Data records
● ● ● ●
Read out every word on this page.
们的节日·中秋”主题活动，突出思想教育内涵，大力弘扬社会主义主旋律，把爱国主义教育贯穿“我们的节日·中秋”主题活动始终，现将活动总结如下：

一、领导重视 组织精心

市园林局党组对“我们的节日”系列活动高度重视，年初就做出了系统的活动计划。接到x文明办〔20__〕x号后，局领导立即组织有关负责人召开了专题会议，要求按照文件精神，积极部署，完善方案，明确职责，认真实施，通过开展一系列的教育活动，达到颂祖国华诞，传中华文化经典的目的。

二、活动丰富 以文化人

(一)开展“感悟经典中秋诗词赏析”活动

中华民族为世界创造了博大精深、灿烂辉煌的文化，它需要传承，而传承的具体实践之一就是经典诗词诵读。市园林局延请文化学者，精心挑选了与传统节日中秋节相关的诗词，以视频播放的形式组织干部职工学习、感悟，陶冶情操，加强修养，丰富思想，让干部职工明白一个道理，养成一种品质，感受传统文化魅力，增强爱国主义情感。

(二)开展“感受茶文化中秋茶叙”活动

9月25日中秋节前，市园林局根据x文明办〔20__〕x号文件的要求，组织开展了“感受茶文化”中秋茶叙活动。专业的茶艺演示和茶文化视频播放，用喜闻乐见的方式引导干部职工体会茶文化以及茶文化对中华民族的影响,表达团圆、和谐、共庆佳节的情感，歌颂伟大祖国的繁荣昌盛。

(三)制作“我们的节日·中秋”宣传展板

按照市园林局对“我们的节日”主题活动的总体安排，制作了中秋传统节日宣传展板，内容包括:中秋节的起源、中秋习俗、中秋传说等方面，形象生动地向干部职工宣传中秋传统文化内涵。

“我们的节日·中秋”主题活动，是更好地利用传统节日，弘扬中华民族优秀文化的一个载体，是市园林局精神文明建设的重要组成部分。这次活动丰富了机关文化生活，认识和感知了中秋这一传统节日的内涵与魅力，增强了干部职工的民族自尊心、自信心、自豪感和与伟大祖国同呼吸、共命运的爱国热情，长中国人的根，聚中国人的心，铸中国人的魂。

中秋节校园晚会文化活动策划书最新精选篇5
● ● ● ●
Set problem: Using the listing above, retype each line exactly.

Solution to the exercise:
Read out every word on this page.
们的节日·中秋”主题活动，突出思想教育内涵，大力弘扬社会主义主旋律，把爱国主义教育贯穿“我们的节日·中秋”主题活动始终，现将活动总结如下：

一、领导重视 组织精心

市园林局党组对“我们的节日”系列活动高度重视，年初就做出了系统的活动计划。接到x文明办〔20__〕x号后，局领导立即组织有关负责人召开了专题会议，要求按照文件精神，积极部署，完善方案，明确职责，认真实施，通过开展一系列的教育活动，达到颂祖国华诞，传中华文化经典的目的。

二、活动丰富 以文化人

(一)开展“感悟经典中秋诗词赏析”活动

中华民族为世界创造了博大精深、灿烂辉煌的文化，它需要传承，而传承的具体实践之一就是经典诗词诵读。市园林局延请文化学者，精心挑选了与传统节日中秋节相关的诗词，以视频播放的形式组织干部职工学习、感悟，陶冶情操，加强修养，丰富思想，让干部职工明白一个道理，养成一种品质，感受传统文化魅力，增强爱国主义情感。

(二)开展“感受茶文化中秋茶叙”活动

9月25日中秋节前，市园林局根据x文明办〔20__〕x号文件的要求，组织开展了“感受茶文化”中秋茶叙活动。专业的茶艺演示和茶文化视频播放，用喜闻乐见的方式引导干部职工体会茶文化以及茶文化对中华民族的影响,表达团圆、和谐、共庆佳节的情感，歌颂伟大祖国的繁荣昌盛。

(三)制作“我们的节日·中秋”宣传展板

按照市园林局对“我们的节日”主题活动的总体安排，制作了中秋传统节日宣传展板，内容包括:中秋节的起源、中秋习俗、中秋传说等方面，形象生动地向干部职工宣传中秋传统文化内涵。

“我们的节日·中秋”主题活动，是更好地利用传统节日，弘扬中华民族优秀文化的一个载体，是市园林局精神文明建设的重要组成部分。这次活动丰富了机关文化生活，认识和感知了中秋这一传统节日的内涵与魅力，增强了干部职工的民族自尊心、自信心、自豪感和与伟大祖国同呼吸、共命运的爱国热情，长中国人的根，聚中国人的心，铸中国人的魂。

中秋节校园晚会文化活动策划书最新精选篇5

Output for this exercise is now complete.